**Set exercise**
From the listing below, extract each line containing the string "frameset".

++++ Data entries

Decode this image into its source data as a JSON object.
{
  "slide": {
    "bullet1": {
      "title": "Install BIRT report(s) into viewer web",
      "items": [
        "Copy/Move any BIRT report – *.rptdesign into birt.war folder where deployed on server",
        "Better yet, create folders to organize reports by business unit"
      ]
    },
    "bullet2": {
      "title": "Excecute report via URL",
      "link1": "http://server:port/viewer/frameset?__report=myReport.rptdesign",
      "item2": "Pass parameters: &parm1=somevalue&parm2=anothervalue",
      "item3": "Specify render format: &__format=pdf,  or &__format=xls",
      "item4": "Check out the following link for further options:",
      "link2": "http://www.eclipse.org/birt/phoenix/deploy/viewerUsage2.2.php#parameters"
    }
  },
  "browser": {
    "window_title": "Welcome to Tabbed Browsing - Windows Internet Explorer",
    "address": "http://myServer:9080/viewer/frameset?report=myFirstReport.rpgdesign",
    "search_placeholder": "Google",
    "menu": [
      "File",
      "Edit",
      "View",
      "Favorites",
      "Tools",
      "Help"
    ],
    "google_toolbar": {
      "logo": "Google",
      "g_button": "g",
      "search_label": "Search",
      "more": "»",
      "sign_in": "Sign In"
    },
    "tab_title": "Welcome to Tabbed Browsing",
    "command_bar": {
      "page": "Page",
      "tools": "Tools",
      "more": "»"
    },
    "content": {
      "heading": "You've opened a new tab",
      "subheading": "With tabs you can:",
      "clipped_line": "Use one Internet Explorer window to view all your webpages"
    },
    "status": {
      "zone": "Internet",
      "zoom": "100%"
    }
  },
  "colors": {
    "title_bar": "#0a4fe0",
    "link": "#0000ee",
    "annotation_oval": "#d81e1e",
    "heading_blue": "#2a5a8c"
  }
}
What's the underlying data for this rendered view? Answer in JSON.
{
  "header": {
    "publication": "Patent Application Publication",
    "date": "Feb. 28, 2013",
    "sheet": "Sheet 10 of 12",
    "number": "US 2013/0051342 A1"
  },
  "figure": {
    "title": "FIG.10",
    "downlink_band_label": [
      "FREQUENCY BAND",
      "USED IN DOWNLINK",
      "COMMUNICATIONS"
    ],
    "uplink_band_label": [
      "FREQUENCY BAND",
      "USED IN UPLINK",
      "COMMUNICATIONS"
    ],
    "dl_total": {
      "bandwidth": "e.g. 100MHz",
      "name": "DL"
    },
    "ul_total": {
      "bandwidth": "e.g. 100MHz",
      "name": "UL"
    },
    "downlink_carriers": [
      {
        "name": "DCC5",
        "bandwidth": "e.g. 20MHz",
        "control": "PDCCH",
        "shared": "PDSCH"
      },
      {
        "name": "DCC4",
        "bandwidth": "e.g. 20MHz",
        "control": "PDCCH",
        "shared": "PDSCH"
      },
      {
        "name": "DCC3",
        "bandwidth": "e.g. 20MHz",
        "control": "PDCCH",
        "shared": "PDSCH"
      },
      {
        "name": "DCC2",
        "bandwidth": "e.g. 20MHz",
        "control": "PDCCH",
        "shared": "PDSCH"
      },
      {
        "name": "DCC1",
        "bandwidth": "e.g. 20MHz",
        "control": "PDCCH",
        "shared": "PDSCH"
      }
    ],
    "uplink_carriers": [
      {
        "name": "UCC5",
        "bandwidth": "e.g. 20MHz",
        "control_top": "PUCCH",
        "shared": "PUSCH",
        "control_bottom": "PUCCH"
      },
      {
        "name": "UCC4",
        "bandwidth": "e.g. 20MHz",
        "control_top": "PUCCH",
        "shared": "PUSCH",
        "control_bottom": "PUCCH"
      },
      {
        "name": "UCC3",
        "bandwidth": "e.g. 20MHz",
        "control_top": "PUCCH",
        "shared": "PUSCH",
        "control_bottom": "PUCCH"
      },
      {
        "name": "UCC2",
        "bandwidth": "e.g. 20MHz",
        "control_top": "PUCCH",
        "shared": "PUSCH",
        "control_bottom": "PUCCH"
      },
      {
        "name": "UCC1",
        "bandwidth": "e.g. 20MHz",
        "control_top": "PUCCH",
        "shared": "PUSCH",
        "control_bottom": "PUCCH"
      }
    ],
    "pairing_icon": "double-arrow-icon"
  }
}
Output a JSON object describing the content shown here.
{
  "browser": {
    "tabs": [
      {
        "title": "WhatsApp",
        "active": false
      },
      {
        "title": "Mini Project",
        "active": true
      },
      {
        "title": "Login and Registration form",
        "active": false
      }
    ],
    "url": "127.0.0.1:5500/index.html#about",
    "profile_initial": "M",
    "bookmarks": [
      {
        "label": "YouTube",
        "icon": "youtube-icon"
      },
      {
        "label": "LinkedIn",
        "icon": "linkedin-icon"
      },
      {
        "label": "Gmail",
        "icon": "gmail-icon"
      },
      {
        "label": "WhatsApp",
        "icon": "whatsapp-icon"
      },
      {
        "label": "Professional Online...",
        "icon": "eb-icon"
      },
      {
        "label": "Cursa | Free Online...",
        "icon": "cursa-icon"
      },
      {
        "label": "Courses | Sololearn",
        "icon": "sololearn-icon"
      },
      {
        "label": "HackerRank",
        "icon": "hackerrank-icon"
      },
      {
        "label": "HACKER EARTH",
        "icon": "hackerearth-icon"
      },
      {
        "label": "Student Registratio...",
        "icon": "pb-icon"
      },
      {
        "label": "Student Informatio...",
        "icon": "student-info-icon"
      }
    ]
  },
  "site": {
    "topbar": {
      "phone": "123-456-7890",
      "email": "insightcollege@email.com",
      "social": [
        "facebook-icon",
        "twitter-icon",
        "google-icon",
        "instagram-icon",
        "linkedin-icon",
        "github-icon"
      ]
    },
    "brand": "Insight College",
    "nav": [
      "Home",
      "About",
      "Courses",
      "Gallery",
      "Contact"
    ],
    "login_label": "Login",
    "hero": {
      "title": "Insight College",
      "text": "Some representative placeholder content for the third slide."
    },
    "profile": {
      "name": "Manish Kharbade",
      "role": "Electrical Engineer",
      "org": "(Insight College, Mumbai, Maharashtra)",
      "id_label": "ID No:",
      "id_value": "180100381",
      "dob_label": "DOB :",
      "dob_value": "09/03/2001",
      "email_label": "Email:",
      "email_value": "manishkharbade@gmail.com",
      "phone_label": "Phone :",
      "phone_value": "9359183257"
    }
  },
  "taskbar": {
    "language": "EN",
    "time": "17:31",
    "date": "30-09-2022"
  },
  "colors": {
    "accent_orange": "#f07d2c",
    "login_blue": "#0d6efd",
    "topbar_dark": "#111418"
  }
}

++++++++

**Answer for the task**
      "link1": "http://server:port/viewer/frameset?__report=myReport.rptdesign",
    "address": "http://myServer:9080/viewer/frameset?report=myFirstReport.rpgdesign",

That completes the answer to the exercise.